→ **Data lines**:
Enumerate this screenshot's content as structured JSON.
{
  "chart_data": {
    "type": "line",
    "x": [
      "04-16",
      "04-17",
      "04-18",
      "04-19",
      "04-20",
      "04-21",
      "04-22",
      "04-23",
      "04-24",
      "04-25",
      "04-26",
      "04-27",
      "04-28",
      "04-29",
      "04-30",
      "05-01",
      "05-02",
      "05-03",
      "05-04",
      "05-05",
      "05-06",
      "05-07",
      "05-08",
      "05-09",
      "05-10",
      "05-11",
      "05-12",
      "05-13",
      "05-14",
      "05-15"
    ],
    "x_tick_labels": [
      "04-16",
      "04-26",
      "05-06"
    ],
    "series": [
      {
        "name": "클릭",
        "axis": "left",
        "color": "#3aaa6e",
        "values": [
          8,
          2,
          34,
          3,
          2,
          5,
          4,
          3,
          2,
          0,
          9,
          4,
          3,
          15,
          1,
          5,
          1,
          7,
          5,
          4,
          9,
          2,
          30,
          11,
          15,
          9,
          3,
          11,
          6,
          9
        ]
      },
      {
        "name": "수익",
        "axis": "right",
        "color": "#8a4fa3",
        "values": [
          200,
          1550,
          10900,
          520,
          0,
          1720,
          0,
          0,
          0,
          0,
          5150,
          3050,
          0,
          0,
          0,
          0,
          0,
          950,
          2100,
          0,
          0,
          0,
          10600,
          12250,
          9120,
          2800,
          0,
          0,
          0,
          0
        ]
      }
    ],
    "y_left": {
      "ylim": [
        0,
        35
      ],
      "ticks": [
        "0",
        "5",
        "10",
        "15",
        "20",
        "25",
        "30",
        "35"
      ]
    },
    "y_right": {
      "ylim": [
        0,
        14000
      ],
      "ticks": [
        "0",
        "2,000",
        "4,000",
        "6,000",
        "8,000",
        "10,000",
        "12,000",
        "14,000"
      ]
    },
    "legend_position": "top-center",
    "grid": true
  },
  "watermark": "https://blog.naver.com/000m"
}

→ **Description of the task**: Print out every record again, exactly and in full.

→ **Solution**:
Enumerate this screenshot's content as structured JSON.
{
  "chart_data": {
    "type": "line",
    "x": [
      "04-16",
      "04-17",
      "04-18",
      "04-19",
      "04-20",
      "04-21",
      "04-22",
      "04-23",
      "04-24",
      "04-25",
      "04-26",
      "04-27",
      "04-28",
      "04-29",
      "04-30",
      "05-01",
      "05-02",
      "05-03",
      "05-04",
      "05-05",
      "05-06",
      "05-07",
      "05-08",
      "05-09",
      "05-10",
      "05-11",
      "05-12",
      "05-13",
      "05-14",
      "05-15"
    ],
    "x_tick_labels": [
      "04-16",
      "04-26",
      "05-06"
    ],
    "series": [
      {
        "name": "클릭",
        "axis": "left",
        "color": "#3aaa6e",
        "values": [
          8,
          2,
          34,
          3,
          2,
          5,
          4,
          3,
          2,
          0,
          9,
          4,
          3,
          15,
          1,
          5,
          1,
          7,
          5,
          4,
          9,
          2,
          30,
          11,
          15,
          9,
          3,
          11,
          6,
          9
        ]
      },
      {
        "name": "수익",
        "axis": "right",
        "color": "#8a4fa3",
        "values": [
          200,
          1550,
          10900,
          520,
          0,
          1720,
          0,
          0,
          0,
          0,
          5150,
          3050,
          0,
          0,
          0,
          0,
          0,
          950,
          2100,
          0,
          0,
          0,
          10600,
          12250,
          9120,
          2800,
          0,
          0,
          0,
          0
        ]
      }
    ],
    "y_left": {
      "ylim": [
        0,
        35
      ],
      "ticks": [
        "0",
        "5",
        "10",
        "15",
        "20",
        "25",
        "30",
        "35"
      ]
    },
    "y_right": {
      "ylim": [
        0,
        14000
      ],
      "ticks": [
        "0",
        "2,000",
        "4,000",
        "6,000",
        "8,000",
        "10,000",
        "12,000",
        "14,000"
      ]
    },
    "legend_position": "top-center",
    "grid": true
  },
  "watermark": "https://blog.naver.com/000m"
}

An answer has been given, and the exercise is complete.